#### Stated exercise
Repeat the material verbatim. Images are excluded from the copy.

## START Task material

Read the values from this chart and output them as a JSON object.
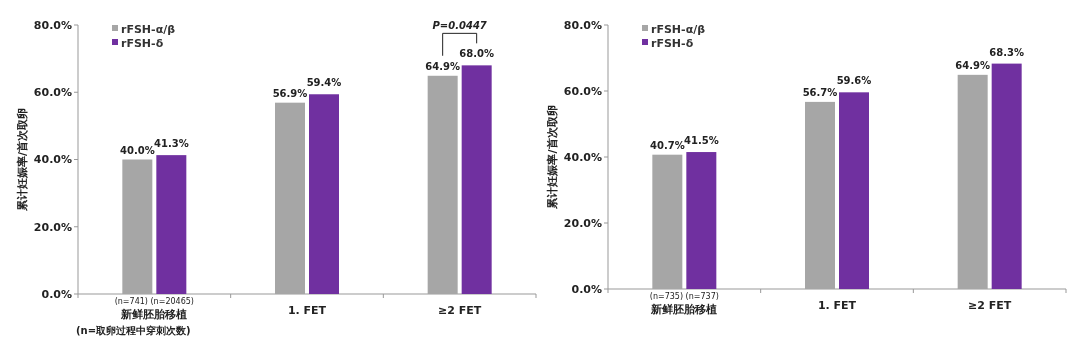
{
  "chart_data": [
    {
      "type": "bar",
      "ylabel": "累计妊娠率/首次取卵",
      "categories": [
        "新鲜胚胎移植",
        "1. FET",
        "≥2 FET"
      ],
      "series": [
        {
          "name": "rFSH-α/β",
          "color": "#a6a6a6",
          "values": [
            40.0,
            56.9,
            64.9
          ],
          "value_labels": [
            "40.0%",
            "56.9%",
            "64.9%"
          ]
        },
        {
          "name": "rFSH-δ",
          "color": "#7030a0",
          "values": [
            41.3,
            59.4,
            68.0
          ],
          "value_labels": [
            "41.3%",
            "59.4%",
            "68.0%"
          ]
        }
      ],
      "ylim": [
        0,
        80
      ],
      "yticks": [
        {
          "value": 0,
          "label": "0.0%"
        },
        {
          "value": 20,
          "label": "20.0%"
        },
        {
          "value": 40,
          "label": "40.0%"
        },
        {
          "value": 60,
          "label": "60.0%"
        },
        {
          "value": 80,
          "label": "80.0%"
        }
      ],
      "legend": "top left",
      "annotations": [
        "(n=741) (n=20465)",
        "P=0.0447",
        "(n=取卵过程中穿刺次数)"
      ]
    },
    {
      "type": "bar",
      "ylabel": "累计妊娠率/首次取卵",
      "categories": [
        "新鲜胚胎移植",
        "1. FET",
        "≥2 FET"
      ],
      "series": [
        {
          "name": "rFSH-α/β",
          "color": "#a6a6a6",
          "values": [
            40.7,
            56.7,
            64.9
          ],
          "value_labels": [
            "40.7%",
            "56.7%",
            "64.9%"
          ]
        },
        {
          "name": "rFSH-δ",
          "color": "#7030a0",
          "values": [
            41.5,
            59.6,
            68.3
          ],
          "value_labels": [
            "41.5%",
            "59.6%",
            "68.3%"
          ]
        }
      ],
      "ylim": [
        0,
        80
      ],
      "yticks": [
        {
          "value": 0,
          "label": "0.0%"
        },
        {
          "value": 20,
          "label": "20.0%"
        },
        {
          "value": 40,
          "label": "40.0%"
        },
        {
          "value": 60,
          "label": "60.0%"
        },
        {
          "value": 80,
          "label": "80.0%"
        }
      ],
      "legend": "top left",
      "annotations": [
        "(n=735) (n=737)"
      ]
    }
  ]
}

## END Task material

#### Response to the exercise
Read the values from this chart and output them as a JSON object.
{
  "chart_data": [
    {
      "type": "bar",
      "ylabel": "累计妊娠率/首次取卵",
      "categories": [
        "新鲜胚胎移植",
        "1. FET",
        "≥2 FET"
      ],
      "series": [
        {
          "name": "rFSH-α/β",
          "color": "#a6a6a6",
          "values": [
            40.0,
            56.9,
            64.9
          ],
          "value_labels": [
            "40.0%",
            "56.9%",
            "64.9%"
          ]
        },
        {
          "name": "rFSH-δ",
          "color": "#7030a0",
          "values": [
            41.3,
            59.4,
            68.0
          ],
          "value_labels": [
            "41.3%",
            "59.4%",
            "68.0%"
          ]
        }
      ],
      "ylim": [
        0,
        80
      ],
      "yticks": [
        {
          "value": 0,
          "label": "0.0%"
        },
        {
          "value": 20,
          "label": "20.0%"
        },
        {
          "value": 40,
          "label": "40.0%"
        },
        {
          "value": 60,
          "label": "60.0%"
        },
        {
          "value": 80,
          "label": "80.0%"
        }
      ],
      "legend": "top left",
      "annotations": [
        "(n=741) (n=20465)",
        "P=0.0447",
        "(n=取卵过程中穿刺次数)"
      ]
    },
    {
      "type": "bar",
      "ylabel": "累计妊娠率/首次取卵",
      "categories": [
        "新鲜胚胎移植",
        "1. FET",
        "≥2 FET"
      ],
      "series": [
        {
          "name": "rFSH-α/β",
          "color": "#a6a6a6",
          "values": [
            40.7,
            56.7,
            64.9
          ],
          "value_labels": [
            "40.7%",
            "56.7%",
            "64.9%"
          ]
        },
        {
          "name": "rFSH-δ",
          "color": "#7030a0",
          "values": [
            41.5,
            59.6,
            68.3
          ],
          "value_labels": [
            "41.5%",
            "59.6%",
            "68.3%"
          ]
        }
      ],
      "ylim": [
        0,
        80
      ],
      "yticks": [
        {
          "value": 0,
          "label": "0.0%"
        },
        {
          "value": 20,
          "label": "20.0%"
        },
        {
          "value": 40,
          "label": "40.0%"
        },
        {
          "value": 60,
          "label": "60.0%"
        },
        {
          "value": 80,
          "label": "80.0%"
        }
      ],
      "legend": "top left",
      "annotations": [
        "(n=735) (n=737)"
      ]
    }
  ]
}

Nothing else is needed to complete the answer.